<<<<

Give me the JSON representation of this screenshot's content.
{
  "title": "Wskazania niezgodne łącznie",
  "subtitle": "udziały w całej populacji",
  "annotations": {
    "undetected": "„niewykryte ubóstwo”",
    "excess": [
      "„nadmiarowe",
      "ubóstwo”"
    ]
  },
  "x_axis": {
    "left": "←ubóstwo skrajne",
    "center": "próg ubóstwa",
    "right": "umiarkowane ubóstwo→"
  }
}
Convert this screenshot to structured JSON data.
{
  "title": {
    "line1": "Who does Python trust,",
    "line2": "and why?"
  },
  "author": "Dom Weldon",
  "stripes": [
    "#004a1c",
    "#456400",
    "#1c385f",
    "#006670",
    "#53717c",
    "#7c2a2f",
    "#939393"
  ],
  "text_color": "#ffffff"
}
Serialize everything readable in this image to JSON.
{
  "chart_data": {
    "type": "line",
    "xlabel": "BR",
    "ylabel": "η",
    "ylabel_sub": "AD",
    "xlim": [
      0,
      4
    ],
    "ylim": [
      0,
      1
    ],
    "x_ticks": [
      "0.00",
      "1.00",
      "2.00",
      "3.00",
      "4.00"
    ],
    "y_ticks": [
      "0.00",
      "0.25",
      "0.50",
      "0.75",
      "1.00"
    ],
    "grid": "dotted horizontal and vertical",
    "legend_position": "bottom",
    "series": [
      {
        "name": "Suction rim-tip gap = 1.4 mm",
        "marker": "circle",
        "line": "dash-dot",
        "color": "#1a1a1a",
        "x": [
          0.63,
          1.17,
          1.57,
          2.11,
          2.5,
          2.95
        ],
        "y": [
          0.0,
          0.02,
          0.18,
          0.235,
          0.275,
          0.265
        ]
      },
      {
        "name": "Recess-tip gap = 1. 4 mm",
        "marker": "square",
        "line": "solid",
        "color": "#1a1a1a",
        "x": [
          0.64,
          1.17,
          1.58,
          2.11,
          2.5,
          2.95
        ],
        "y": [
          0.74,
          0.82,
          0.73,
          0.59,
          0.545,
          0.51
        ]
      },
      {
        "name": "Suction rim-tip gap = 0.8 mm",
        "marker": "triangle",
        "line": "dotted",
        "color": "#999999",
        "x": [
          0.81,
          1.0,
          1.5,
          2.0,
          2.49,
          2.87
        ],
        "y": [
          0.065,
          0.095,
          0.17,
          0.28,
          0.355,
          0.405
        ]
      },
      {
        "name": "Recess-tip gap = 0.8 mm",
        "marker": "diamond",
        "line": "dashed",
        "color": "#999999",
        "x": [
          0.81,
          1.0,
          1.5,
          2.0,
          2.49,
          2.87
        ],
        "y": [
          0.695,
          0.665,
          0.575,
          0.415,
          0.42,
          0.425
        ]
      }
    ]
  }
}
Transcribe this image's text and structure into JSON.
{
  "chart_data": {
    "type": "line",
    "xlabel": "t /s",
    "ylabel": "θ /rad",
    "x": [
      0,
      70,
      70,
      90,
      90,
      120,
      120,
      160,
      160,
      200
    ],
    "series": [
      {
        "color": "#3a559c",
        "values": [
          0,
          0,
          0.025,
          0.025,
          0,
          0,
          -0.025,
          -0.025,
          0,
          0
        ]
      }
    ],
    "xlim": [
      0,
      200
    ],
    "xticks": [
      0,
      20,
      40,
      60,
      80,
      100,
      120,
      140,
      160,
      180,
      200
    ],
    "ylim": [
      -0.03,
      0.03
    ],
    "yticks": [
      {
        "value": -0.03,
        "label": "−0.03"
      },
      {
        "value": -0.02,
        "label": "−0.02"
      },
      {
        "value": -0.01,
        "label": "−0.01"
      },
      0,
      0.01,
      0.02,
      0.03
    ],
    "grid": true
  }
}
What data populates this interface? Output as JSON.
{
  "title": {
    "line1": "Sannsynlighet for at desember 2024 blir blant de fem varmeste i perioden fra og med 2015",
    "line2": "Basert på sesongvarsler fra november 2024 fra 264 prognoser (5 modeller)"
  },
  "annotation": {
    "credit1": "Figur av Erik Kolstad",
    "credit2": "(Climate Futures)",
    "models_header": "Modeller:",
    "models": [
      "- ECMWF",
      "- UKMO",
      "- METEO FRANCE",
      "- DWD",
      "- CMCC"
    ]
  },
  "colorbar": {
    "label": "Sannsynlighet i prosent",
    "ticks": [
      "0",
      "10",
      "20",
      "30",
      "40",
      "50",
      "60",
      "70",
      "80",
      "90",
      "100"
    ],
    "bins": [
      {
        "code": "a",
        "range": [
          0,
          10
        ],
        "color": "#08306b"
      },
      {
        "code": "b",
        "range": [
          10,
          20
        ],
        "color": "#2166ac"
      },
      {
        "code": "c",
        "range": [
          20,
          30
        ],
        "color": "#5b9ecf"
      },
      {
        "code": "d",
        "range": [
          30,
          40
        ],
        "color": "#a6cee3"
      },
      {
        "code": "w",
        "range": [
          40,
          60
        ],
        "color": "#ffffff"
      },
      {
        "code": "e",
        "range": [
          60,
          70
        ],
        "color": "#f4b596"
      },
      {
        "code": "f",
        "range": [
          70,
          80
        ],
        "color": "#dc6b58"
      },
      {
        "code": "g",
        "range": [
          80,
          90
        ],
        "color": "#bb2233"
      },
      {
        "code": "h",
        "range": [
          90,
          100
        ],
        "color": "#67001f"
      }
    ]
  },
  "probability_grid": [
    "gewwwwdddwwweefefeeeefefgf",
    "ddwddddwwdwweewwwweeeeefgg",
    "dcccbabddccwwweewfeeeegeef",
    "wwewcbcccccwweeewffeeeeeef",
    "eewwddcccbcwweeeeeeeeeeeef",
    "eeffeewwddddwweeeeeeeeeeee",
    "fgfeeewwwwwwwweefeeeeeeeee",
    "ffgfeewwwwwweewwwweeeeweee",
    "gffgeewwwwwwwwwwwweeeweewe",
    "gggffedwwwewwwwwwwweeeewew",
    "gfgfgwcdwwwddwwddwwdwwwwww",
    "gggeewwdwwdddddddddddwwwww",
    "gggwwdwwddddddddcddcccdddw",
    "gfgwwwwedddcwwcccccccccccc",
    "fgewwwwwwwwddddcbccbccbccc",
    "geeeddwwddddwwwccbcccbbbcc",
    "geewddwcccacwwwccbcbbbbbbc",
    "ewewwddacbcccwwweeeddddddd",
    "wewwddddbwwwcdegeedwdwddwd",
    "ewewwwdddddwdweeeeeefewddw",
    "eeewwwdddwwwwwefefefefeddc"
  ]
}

>>>>

OBJECTIVE: Print out every entry, keeping each one exact.

OUTPUT FOR THIS EXERCISE:
Give me the JSON representation of this screenshot's content.
{
  "title": "Wskazania niezgodne łącznie",
  "subtitle": "udziały w całej populacji",
  "annotations": {
    "undetected": "„niewykryte ubóstwo”",
    "excess": [
      "„nadmiarowe",
      "ubóstwo”"
    ]
  },
  "x_axis": {
    "left": "←ubóstwo skrajne",
    "center": "próg ubóstwa",
    "right": "umiarkowane ubóstwo→"
  }
}
Convert this screenshot to structured JSON data.
{
  "title": {
    "line1": "Who does Python trust,",
    "line2": "and why?"
  },
  "author": "Dom Weldon",
  "stripes": [
    "#004a1c",
    "#456400",
    "#1c385f",
    "#006670",
    "#53717c",
    "#7c2a2f",
    "#939393"
  ],
  "text_color": "#ffffff"
}
Serialize everything readable in this image to JSON.
{
  "chart_data": {
    "type": "line",
    "xlabel": "BR",
    "ylabel": "η",
    "ylabel_sub": "AD",
    "xlim": [
      0,
      4
    ],
    "ylim": [
      0,
      1
    ],
    "x_ticks": [
      "0.00",
      "1.00",
      "2.00",
      "3.00",
      "4.00"
    ],
    "y_ticks": [
      "0.00",
      "0.25",
      "0.50",
      "0.75",
      "1.00"
    ],
    "grid": "dotted horizontal and vertical",
    "legend_position": "bottom",
    "series": [
      {
        "name": "Suction rim-tip gap = 1.4 mm",
        "marker": "circle",
        "line": "dash-dot",
        "color": "#1a1a1a",
        "x": [
          0.63,
          1.17,
          1.57,
          2.11,
          2.5,
          2.95
        ],
        "y": [
          0.0,
          0.02,
          0.18,
          0.235,
          0.275,
          0.265
        ]
      },
      {
        "name": "Recess-tip gap = 1. 4 mm",
        "marker": "square",
        "line": "solid",
        "color": "#1a1a1a",
        "x": [
          0.64,
          1.17,
          1.58,
          2.11,
          2.5,
          2.95
        ],
        "y": [
          0.74,
          0.82,
          0.73,
          0.59,
          0.545,
          0.51
        ]
      },
      {
        "name": "Suction rim-tip gap = 0.8 mm",
        "marker": "triangle",
        "line": "dotted",
        "color": "#999999",
        "x": [
          0.81,
          1.0,
          1.5,
          2.0,
          2.49,
          2.87
        ],
        "y": [
          0.065,
          0.095,
          0.17,
          0.28,
          0.355,
          0.405
        ]
      },
      {
        "name": "Recess-tip gap = 0.8 mm",
        "marker": "diamond",
        "line": "dashed",
        "color": "#999999",
        "x": [
          0.81,
          1.0,
          1.5,
          2.0,
          2.49,
          2.87
        ],
        "y": [
          0.695,
          0.665,
          0.575,
          0.415,
          0.42,
          0.425
        ]
      }
    ]
  }
}
Transcribe this image's text and structure into JSON.
{
  "chart_data": {
    "type": "line",
    "xlabel": "t /s",
    "ylabel": "θ /rad",
    "x": [
      0,
      70,
      70,
      90,
      90,
      120,
      120,
      160,
      160,
      200
    ],
    "series": [
      {
        "color": "#3a559c",
        "values": [
          0,
          0,
          0.025,
          0.025,
          0,
          0,
          -0.025,
          -0.025,
          0,
          0
        ]
      }
    ],
    "xlim": [
      0,
      200
    ],
    "xticks": [
      0,
      20,
      40,
      60,
      80,
      100,
      120,
      140,
      160,
      180,
      200
    ],
    "ylim": [
      -0.03,
      0.03
    ],
    "yticks": [
      {
        "value": -0.03,
        "label": "−0.03"
      },
      {
        "value": -0.02,
        "label": "−0.02"
      },
      {
        "value": -0.01,
        "label": "−0.01"
      },
      0,
      0.01,
      0.02,
      0.03
    ],
    "grid": true
  }
}
What data populates this interface? Output as JSON.
{
  "title": {
    "line1": "Sannsynlighet for at desember 2024 blir blant de fem varmeste i perioden fra og med 2015",
    "line2": "Basert på sesongvarsler fra november 2024 fra 264 prognoser (5 modeller)"
  },
  "annotation": {
    "credit1": "Figur av Erik Kolstad",
    "credit2": "(Climate Futures)",
    "models_header": "Modeller:",
    "models": [
      "- ECMWF",
      "- UKMO",
      "- METEO FRANCE",
      "- DWD",
      "- CMCC"
    ]
  },
  "colorbar": {
    "label": "Sannsynlighet i prosent",
    "ticks": [
      "0",
      "10",
      "20",
      "30",
      "40",
      "50",
      "60",
      "70",
      "80",
      "90",
      "100"
    ],
    "bins": [
      {
        "code": "a",
        "range": [
          0,
          10
        ],
        "color": "#08306b"
      },
      {
        "code": "b",
        "range": [
          10,
          20
        ],
        "color": "#2166ac"
      },
      {
        "code": "c",
        "range": [
          20,
          30
        ],
        "color": "#5b9ecf"
      },
      {
        "code": "d",
        "range": [
          30,
          40
        ],
        "color": "#a6cee3"
      },
      {
        "code": "w",
        "range": [
          40,
          60
        ],
        "color": "#ffffff"
      },
      {
        "code": "e",
        "range": [
          60,
          70
        ],
        "color": "#f4b596"
      },
      {
        "code": "f",
        "range": [
          70,
          80
        ],
        "color": "#dc6b58"
      },
      {
        "code": "g",
        "range": [
          80,
          90
        ],
        "color": "#bb2233"
      },
      {
        "code": "h",
        "range": [
          90,
          100
        ],
        "color": "#67001f"
      }
    ]
  },
  "probability_grid": [
    "gewwwwdddwwweefefeeeefefgf",
    "ddwddddwwdwweewwwweeeeefgg",
    "dcccbabddccwwweewfeeeegeef",
    "wwewcbcccccwweeewffeeeeeef",
    "eewwddcccbcwweeeeeeeeeeeef",
    "eeffeewwddddwweeeeeeeeeeee",
    "fgfeeewwwwwwwweefeeeeeeeee",
    "ffgfeewwwwwweewwwweeeeweee",
    "gffgeewwwwwwwwwwwweeeweewe",
    "gggffedwwwewwwwwwwweeeewew",
    "gfgfgwcdwwwddwwddwwdwwwwww",
    "gggeewwdwwdddddddddddwwwww",
    "gggwwdwwddddddddcddcccdddw",
    "gfgwwwwedddcwwcccccccccccc",
    "fgewwwwwwwwddddcbccbccbccc",
    "geeeddwwddddwwwccbcccbbbcc",
    "geewddwcccacwwwccbcbbbbbbc",
    "ewewwddacbcccwwweeeddddddd",
    "wewwddddbwwwcdegeedwdwddwd",
    "ewewwwdddddwdweeeeeefewddw",
    "eeewwwdddwwwwwefefefefeddc"
  ]
}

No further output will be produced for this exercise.